:: SUPPLIED ENTRIES

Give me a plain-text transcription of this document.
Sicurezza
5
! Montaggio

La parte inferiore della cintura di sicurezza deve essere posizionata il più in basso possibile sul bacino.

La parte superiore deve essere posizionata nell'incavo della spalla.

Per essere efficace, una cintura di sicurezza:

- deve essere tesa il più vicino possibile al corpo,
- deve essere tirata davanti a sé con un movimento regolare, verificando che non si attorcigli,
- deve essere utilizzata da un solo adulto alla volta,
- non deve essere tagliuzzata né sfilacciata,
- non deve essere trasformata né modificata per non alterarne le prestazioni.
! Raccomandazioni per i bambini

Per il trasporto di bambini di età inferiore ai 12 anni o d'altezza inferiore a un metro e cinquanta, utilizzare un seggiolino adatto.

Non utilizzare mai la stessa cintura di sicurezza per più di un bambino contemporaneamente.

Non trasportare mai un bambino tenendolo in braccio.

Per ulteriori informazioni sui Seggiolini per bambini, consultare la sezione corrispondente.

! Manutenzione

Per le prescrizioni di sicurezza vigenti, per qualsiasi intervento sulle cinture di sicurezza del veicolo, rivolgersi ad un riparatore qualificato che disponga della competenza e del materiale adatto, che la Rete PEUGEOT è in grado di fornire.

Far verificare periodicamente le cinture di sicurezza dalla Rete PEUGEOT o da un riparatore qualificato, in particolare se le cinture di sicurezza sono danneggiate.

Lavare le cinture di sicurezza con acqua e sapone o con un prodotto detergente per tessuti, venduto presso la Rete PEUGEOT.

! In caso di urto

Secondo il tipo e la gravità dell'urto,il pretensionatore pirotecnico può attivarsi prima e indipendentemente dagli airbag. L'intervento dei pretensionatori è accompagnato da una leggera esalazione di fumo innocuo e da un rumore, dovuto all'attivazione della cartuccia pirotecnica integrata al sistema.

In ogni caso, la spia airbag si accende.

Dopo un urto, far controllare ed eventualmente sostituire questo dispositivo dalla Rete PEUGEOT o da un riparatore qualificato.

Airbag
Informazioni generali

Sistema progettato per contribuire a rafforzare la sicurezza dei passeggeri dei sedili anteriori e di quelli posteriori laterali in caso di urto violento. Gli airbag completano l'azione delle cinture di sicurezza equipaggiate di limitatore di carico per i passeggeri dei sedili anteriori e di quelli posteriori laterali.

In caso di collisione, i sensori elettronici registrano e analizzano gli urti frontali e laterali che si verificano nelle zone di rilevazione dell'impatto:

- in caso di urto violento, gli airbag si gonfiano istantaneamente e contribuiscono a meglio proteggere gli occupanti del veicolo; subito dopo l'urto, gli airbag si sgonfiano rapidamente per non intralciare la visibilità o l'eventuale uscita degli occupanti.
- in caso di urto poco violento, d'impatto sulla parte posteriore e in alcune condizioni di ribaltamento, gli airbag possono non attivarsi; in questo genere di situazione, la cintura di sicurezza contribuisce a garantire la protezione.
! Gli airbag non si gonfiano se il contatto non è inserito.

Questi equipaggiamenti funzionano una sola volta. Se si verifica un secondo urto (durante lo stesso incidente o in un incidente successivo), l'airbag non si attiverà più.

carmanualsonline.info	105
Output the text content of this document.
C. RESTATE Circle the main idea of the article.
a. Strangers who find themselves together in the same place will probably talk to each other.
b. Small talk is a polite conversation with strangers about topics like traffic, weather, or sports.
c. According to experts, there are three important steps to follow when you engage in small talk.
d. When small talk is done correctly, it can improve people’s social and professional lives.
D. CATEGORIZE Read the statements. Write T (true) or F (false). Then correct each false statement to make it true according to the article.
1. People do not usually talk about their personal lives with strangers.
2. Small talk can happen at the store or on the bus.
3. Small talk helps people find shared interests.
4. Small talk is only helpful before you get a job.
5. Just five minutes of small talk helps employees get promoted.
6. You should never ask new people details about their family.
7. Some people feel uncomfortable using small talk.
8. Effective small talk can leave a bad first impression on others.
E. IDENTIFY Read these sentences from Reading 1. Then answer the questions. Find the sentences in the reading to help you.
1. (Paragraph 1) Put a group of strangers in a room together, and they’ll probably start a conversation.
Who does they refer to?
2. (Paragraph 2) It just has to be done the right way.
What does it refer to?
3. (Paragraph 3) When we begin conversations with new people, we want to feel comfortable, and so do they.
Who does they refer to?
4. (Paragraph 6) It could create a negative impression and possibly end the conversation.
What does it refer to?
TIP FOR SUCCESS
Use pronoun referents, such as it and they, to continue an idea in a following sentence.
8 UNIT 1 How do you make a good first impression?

::::

WRITTEN TASK:
Write every entry out again exactly.

FINISHED EXERCISE:
Give me a plain-text transcription of this document.
Sicurezza
5
! Montaggio

La parte inferiore della cintura di sicurezza deve essere posizionata il più in basso possibile sul bacino.

La parte superiore deve essere posizionata nell'incavo della spalla.

Per essere efficace, una cintura di sicurezza:

- deve essere tesa il più vicino possibile al corpo,
- deve essere tirata davanti a sé con un movimento regolare, verificando che non si attorcigli,
- deve essere utilizzata da un solo adulto alla volta,
- non deve essere tagliuzzata né sfilacciata,
- non deve essere trasformata né modificata per non alterarne le prestazioni.
! Raccomandazioni per i bambini

Per il trasporto di bambini di età inferiore ai 12 anni o d'altezza inferiore a un metro e cinquanta, utilizzare un seggiolino adatto.

Non utilizzare mai la stessa cintura di sicurezza per più di un bambino contemporaneamente.

Non trasportare mai un bambino tenendolo in braccio.

Per ulteriori informazioni sui Seggiolini per bambini, consultare la sezione corrispondente.

! Manutenzione

Per le prescrizioni di sicurezza vigenti, per qualsiasi intervento sulle cinture di sicurezza del veicolo, rivolgersi ad un riparatore qualificato che disponga della competenza e del materiale adatto, che la Rete PEUGEOT è in grado di fornire.

Far verificare periodicamente le cinture di sicurezza dalla Rete PEUGEOT o da un riparatore qualificato, in particolare se le cinture di sicurezza sono danneggiate.

Lavare le cinture di sicurezza con acqua e sapone o con un prodotto detergente per tessuti, venduto presso la Rete PEUGEOT.

! In caso di urto

Secondo il tipo e la gravità dell'urto,il pretensionatore pirotecnico può attivarsi prima e indipendentemente dagli airbag. L'intervento dei pretensionatori è accompagnato da una leggera esalazione di fumo innocuo e da un rumore, dovuto all'attivazione della cartuccia pirotecnica integrata al sistema.

In ogni caso, la spia airbag si accende.

Dopo un urto, far controllare ed eventualmente sostituire questo dispositivo dalla Rete PEUGEOT o da un riparatore qualificato.

Airbag
Informazioni generali

Sistema progettato per contribuire a rafforzare la sicurezza dei passeggeri dei sedili anteriori e di quelli posteriori laterali in caso di urto violento. Gli airbag completano l'azione delle cinture di sicurezza equipaggiate di limitatore di carico per i passeggeri dei sedili anteriori e di quelli posteriori laterali.

In caso di collisione, i sensori elettronici registrano e analizzano gli urti frontali e laterali che si verificano nelle zone di rilevazione dell'impatto:

- in caso di urto violento, gli airbag si gonfiano istantaneamente e contribuiscono a meglio proteggere gli occupanti del veicolo; subito dopo l'urto, gli airbag si sgonfiano rapidamente per non intralciare la visibilità o l'eventuale uscita degli occupanti.
- in caso di urto poco violento, d'impatto sulla parte posteriore e in alcune condizioni di ribaltamento, gli airbag possono non attivarsi; in questo genere di situazione, la cintura di sicurezza contribuisce a garantire la protezione.
! Gli airbag non si gonfiano se il contatto non è inserito.

Questi equipaggiamenti funzionano una sola volta. Se si verifica un secondo urto (durante lo stesso incidente o in un incidente successivo), l'airbag non si attiverà più.

carmanualsonline.info	105
Output the text content of this document.
C. RESTATE Circle the main idea of the article.
a. Strangers who find themselves together in the same place will probably talk to each other.
b. Small talk is a polite conversation with strangers about topics like traffic, weather, or sports.
c. According to experts, there are three important steps to follow when you engage in small talk.
d. When small talk is done correctly, it can improve people’s social and professional lives.
D. CATEGORIZE Read the statements. Write T (true) or F (false). Then correct each false statement to make it true according to the article.
1. People do not usually talk about their personal lives with strangers.
2. Small talk can happen at the store or on the bus.
3. Small talk helps people find shared interests.
4. Small talk is only helpful before you get a job.
5. Just five minutes of small talk helps employees get promoted.
6. You should never ask new people details about their family.
7. Some people feel uncomfortable using small talk.
8. Effective small talk can leave a bad first impression on others.
E. IDENTIFY Read these sentences from Reading 1. Then answer the questions. Find the sentences in the reading to help you.
1. (Paragraph 1) Put a group of strangers in a room together, and they’ll probably start a conversation.
Who does they refer to?
2. (Paragraph 2) It just has to be done the right way.
What does it refer to?
3. (Paragraph 3) When we begin conversations with new people, we want to feel comfortable, and so do they.
Who does they refer to?
4. (Paragraph 6) It could create a negative impression and possibly end the conversation.
What does it refer to?
TIP FOR SUCCESS
Use pronoun referents, such as it and they, to continue an idea in a following sentence.
8 UNIT 1 How do you make a good first impression?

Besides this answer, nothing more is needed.